Given data —
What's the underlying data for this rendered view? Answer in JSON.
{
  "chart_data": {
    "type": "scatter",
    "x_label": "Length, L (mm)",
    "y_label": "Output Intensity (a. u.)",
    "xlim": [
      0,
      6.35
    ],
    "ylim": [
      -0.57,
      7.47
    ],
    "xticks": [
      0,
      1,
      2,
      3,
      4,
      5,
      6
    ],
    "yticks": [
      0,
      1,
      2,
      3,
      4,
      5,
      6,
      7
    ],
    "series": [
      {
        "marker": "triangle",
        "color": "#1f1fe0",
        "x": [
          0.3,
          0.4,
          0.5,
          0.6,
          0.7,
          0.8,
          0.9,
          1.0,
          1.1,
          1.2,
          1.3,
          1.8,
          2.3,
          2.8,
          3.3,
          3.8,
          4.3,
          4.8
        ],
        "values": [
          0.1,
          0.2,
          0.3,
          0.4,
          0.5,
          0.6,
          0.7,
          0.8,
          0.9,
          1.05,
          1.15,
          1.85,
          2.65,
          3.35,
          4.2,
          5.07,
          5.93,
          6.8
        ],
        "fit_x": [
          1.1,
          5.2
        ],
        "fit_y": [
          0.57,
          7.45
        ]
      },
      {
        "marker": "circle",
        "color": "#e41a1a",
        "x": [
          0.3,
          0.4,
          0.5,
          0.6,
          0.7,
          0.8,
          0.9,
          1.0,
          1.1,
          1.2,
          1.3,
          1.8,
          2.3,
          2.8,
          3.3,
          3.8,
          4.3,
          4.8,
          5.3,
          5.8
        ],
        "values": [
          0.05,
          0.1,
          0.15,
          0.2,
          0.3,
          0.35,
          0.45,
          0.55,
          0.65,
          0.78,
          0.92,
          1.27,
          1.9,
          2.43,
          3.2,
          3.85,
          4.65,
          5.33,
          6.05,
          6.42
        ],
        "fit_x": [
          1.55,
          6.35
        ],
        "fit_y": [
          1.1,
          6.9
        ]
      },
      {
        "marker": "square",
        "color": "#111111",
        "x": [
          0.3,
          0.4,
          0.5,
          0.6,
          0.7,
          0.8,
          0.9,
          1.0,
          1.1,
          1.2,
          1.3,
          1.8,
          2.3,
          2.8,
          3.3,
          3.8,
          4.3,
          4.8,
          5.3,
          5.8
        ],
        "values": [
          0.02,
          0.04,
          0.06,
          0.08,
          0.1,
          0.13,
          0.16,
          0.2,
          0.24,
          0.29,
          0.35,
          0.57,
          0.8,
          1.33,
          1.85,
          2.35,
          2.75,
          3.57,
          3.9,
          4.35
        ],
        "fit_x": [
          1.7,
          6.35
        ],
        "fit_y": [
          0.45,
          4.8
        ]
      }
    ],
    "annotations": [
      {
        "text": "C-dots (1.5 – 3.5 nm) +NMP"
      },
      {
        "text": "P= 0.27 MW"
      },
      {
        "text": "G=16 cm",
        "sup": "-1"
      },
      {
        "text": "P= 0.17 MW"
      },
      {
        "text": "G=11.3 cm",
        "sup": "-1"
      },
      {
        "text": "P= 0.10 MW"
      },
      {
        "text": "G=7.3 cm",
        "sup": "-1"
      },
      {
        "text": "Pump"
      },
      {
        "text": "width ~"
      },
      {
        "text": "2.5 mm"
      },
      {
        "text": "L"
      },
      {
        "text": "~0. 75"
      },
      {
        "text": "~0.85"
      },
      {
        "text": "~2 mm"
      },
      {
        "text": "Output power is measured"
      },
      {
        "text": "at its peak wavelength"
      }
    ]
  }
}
==
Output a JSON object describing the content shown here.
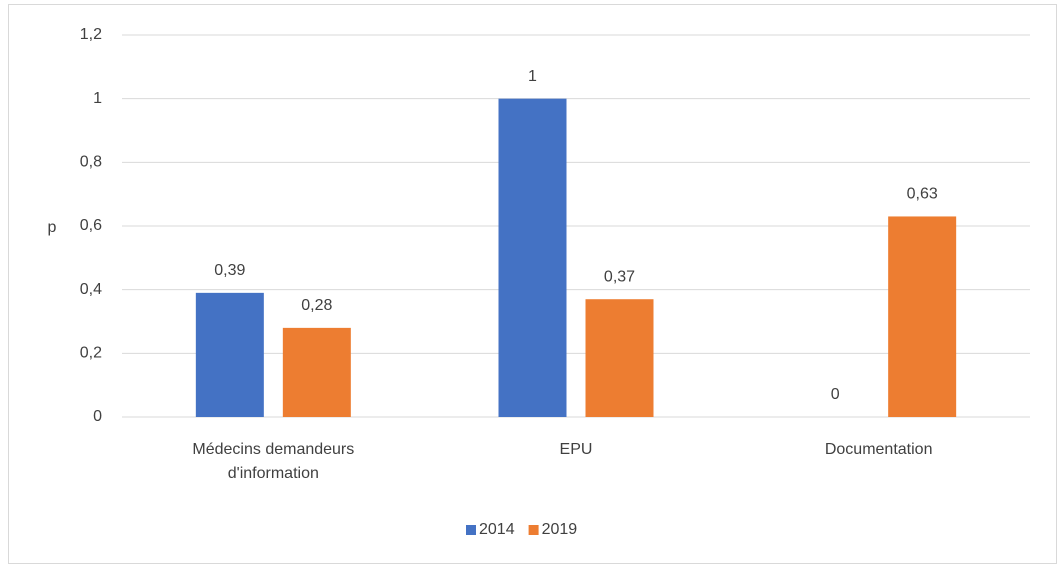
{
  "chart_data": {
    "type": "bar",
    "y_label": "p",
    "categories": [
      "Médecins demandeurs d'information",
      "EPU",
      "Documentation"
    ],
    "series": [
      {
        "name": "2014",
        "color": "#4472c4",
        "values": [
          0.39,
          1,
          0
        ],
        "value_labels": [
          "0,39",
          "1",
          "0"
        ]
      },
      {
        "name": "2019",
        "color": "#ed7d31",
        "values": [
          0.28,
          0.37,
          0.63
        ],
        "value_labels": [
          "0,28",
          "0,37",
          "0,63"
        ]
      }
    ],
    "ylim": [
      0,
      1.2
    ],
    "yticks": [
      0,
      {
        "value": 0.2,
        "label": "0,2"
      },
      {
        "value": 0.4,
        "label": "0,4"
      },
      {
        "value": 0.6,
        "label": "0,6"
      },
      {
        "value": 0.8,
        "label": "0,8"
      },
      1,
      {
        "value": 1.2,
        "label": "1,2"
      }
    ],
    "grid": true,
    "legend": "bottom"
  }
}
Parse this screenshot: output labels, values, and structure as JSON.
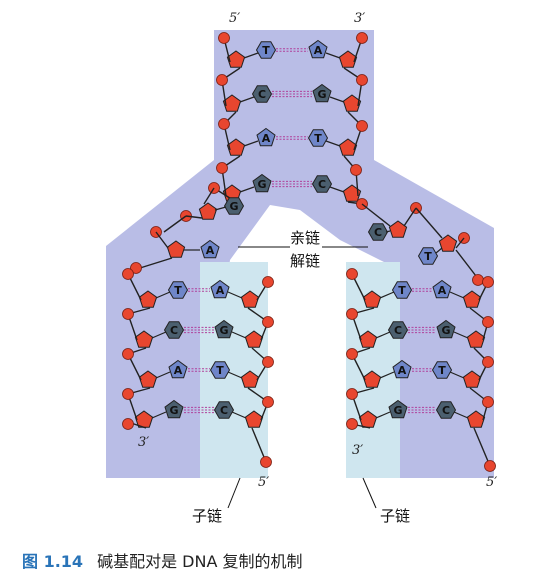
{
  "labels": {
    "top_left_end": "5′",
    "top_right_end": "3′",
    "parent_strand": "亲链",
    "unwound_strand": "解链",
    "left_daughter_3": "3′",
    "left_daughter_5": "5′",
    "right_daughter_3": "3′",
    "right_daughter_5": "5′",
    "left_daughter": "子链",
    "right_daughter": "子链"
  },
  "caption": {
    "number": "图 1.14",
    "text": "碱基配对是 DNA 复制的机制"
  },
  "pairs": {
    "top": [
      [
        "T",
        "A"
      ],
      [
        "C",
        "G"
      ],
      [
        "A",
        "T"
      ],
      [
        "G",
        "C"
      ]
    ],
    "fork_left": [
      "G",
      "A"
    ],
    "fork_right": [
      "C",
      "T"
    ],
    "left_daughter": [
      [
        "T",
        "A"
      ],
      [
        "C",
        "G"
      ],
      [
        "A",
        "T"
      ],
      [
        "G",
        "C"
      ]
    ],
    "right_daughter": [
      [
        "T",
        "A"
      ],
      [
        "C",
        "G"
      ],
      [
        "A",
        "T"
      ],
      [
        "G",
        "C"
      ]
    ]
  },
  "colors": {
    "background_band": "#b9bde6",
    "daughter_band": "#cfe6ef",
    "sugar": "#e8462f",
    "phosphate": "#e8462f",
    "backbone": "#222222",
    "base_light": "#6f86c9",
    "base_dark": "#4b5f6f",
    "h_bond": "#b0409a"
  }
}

Work to complete —
Identify and copy lines that hold the string "marker".

Problem solution —
        "marker": "triangle",
        "marker": "circle",
        "marker": "square",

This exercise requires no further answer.